Filter the entries that follow, copying every line in which the word "JSON" appears.

** START DATA ROWS **

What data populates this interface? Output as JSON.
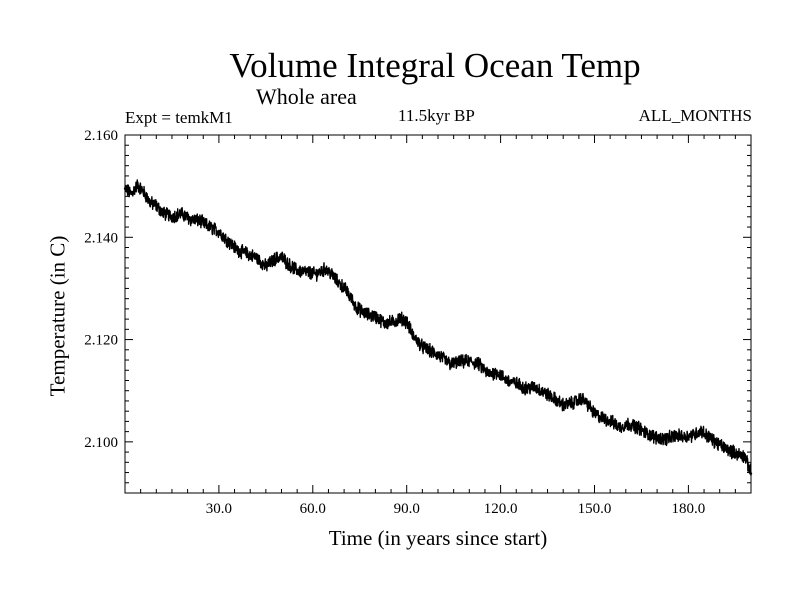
{
  "header": {
    "title": "Volume Integral Ocean Temp",
    "subtitle": "Whole area",
    "experiment": "Expt = temkM1",
    "period": "11.5kyr BP",
    "months": "ALL_MONTHS"
  },
  "chart_data": {
    "type": "line",
    "title": "Volume Integral Ocean Temp",
    "subtitle": "Whole area",
    "xlabel": "Time (in years since start)",
    "ylabel": "Temperature (in C)",
    "xlim": [
      0,
      200
    ],
    "ylim": [
      2.09,
      2.16
    ],
    "x_ticks": [
      30,
      60,
      90,
      120,
      150,
      180
    ],
    "x_tick_labels": [
      "30.0",
      "60.0",
      "90.0",
      "120.0",
      "150.0",
      "180.0"
    ],
    "y_ticks": [
      2.1,
      2.12,
      2.14,
      2.16
    ],
    "y_tick_labels": [
      "2.100",
      "2.120",
      "2.140",
      "2.160"
    ],
    "grid": false,
    "series": [
      {
        "name": "Volume integral ocean temperature",
        "x": [
          0,
          2,
          4,
          6,
          8,
          10,
          12,
          15,
          18,
          21,
          24,
          27,
          30,
          33,
          36,
          39,
          42,
          45,
          48,
          50,
          52,
          55,
          58,
          61,
          64,
          66,
          68,
          70,
          72,
          74,
          77,
          80,
          83,
          86,
          88,
          90,
          92,
          95,
          98,
          101,
          104,
          107,
          110,
          113,
          116,
          119,
          122,
          125,
          128,
          131,
          134,
          137,
          140,
          143,
          146,
          148,
          150,
          152,
          155,
          158,
          161,
          164,
          167,
          170,
          173,
          176,
          179,
          182,
          184,
          186,
          189,
          192,
          195,
          198,
          200
        ],
        "values": [
          2.1495,
          2.1485,
          2.1502,
          2.1488,
          2.1468,
          2.1462,
          2.1448,
          2.1441,
          2.1446,
          2.1435,
          2.1432,
          2.142,
          2.1412,
          2.1392,
          2.1375,
          2.1368,
          2.136,
          2.1343,
          2.1358,
          2.1362,
          2.1348,
          2.1335,
          2.1332,
          2.1328,
          2.1338,
          2.1328,
          2.1312,
          2.1302,
          2.1283,
          2.1262,
          2.125,
          2.1245,
          2.1232,
          2.1235,
          2.1242,
          2.1235,
          2.1208,
          2.1186,
          2.1176,
          2.1166,
          2.1152,
          2.1156,
          2.1158,
          2.1152,
          2.1133,
          2.1136,
          2.112,
          2.1114,
          2.1105,
          2.1107,
          2.1096,
          2.1085,
          2.1072,
          2.1076,
          2.1085,
          2.1072,
          2.1055,
          2.1048,
          2.1041,
          2.1029,
          2.1035,
          2.1028,
          2.1015,
          2.1008,
          2.1006,
          2.1012,
          2.101,
          2.1015,
          2.1022,
          2.1012,
          2.0998,
          2.0987,
          2.0978,
          2.0972,
          2.0938
        ]
      }
    ]
  }
}
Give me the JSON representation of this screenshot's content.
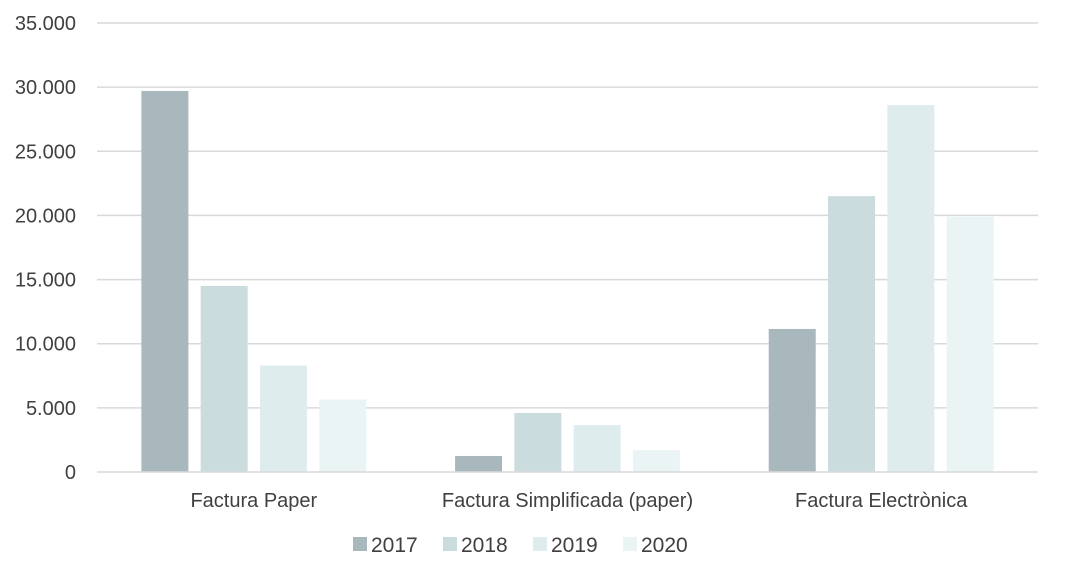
{
  "chart_data": {
    "type": "bar",
    "title": "",
    "xlabel": "",
    "ylabel": "",
    "categories": [
      "Factura Paper",
      "Factura Simplificada (paper)",
      "Factura Electrònica"
    ],
    "series": [
      {
        "name": "2017",
        "color": "#a9b8bc",
        "values": [
          29700,
          1250,
          11150
        ]
      },
      {
        "name": "2018",
        "color": "#cbdcdf",
        "values": [
          14500,
          4600,
          21500
        ]
      },
      {
        "name": "2019",
        "color": "#dfecee",
        "values": [
          8300,
          3650,
          28600
        ]
      },
      {
        "name": "2020",
        "color": "#eaf4f5",
        "values": [
          5650,
          1700,
          19900
        ]
      }
    ],
    "ylim": [
      0,
      35000
    ],
    "yticks": [
      0,
      5000,
      10000,
      15000,
      20000,
      25000,
      30000,
      35000
    ],
    "ytick_labels": [
      "0",
      "5.000",
      "10.000",
      "15.000",
      "20.000",
      "25.000",
      "30.000",
      "35.000"
    ],
    "grid": true,
    "legend_position": "bottom"
  }
}
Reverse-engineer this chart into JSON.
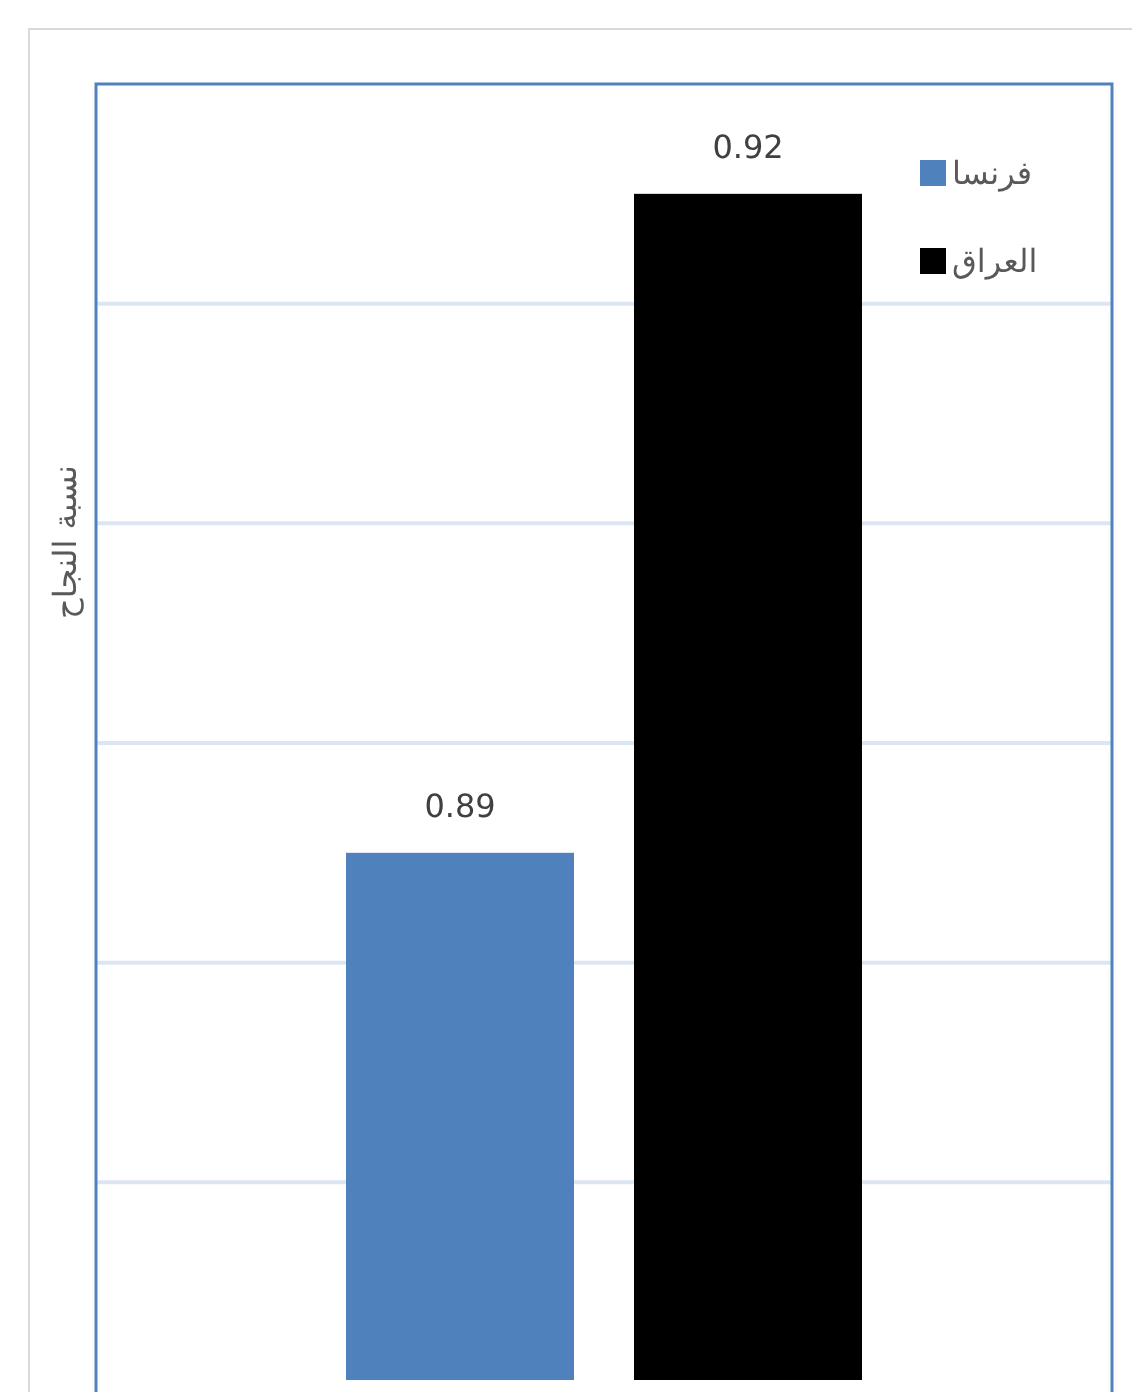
{
  "chart_data": {
    "type": "bar",
    "ylabel": "نسبة النجاح",
    "categories": [
      null
    ],
    "series": [
      {
        "name": "فرنسا",
        "color": "#4f81bd",
        "values": [
          0.89
        ]
      },
      {
        "name": "العراق",
        "color": "#000000",
        "values": [
          0.92
        ]
      }
    ],
    "ylim": [
      0.866,
      0.925
    ],
    "yticks": [
      {
        "value": 0.875,
        "label": null
      },
      {
        "value": 0.885,
        "label": null
      },
      {
        "value": 0.895,
        "label": null
      },
      {
        "value": 0.905,
        "label": null
      },
      {
        "value": 0.915,
        "label": null
      }
    ],
    "grid": "y",
    "legend": "top right",
    "data_labels": true
  }
}
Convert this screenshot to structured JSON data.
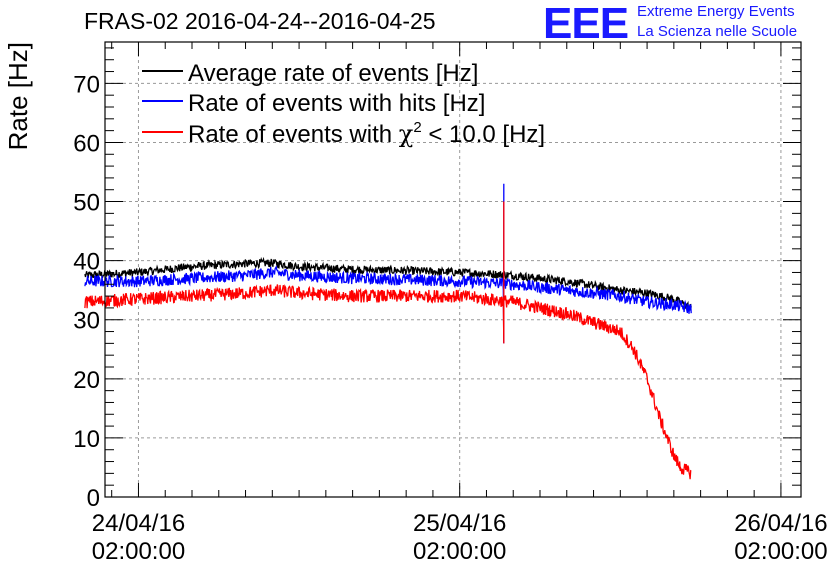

** END DATA ROWS **

SOLUTION FOR THIS EXERCISE -
What data populates this interface? Output as JSON.
Give me the JSON representation of this screenshot's content.
Reverse-engineer this chart into JSON.
Convert this screenshot to structured JSON data.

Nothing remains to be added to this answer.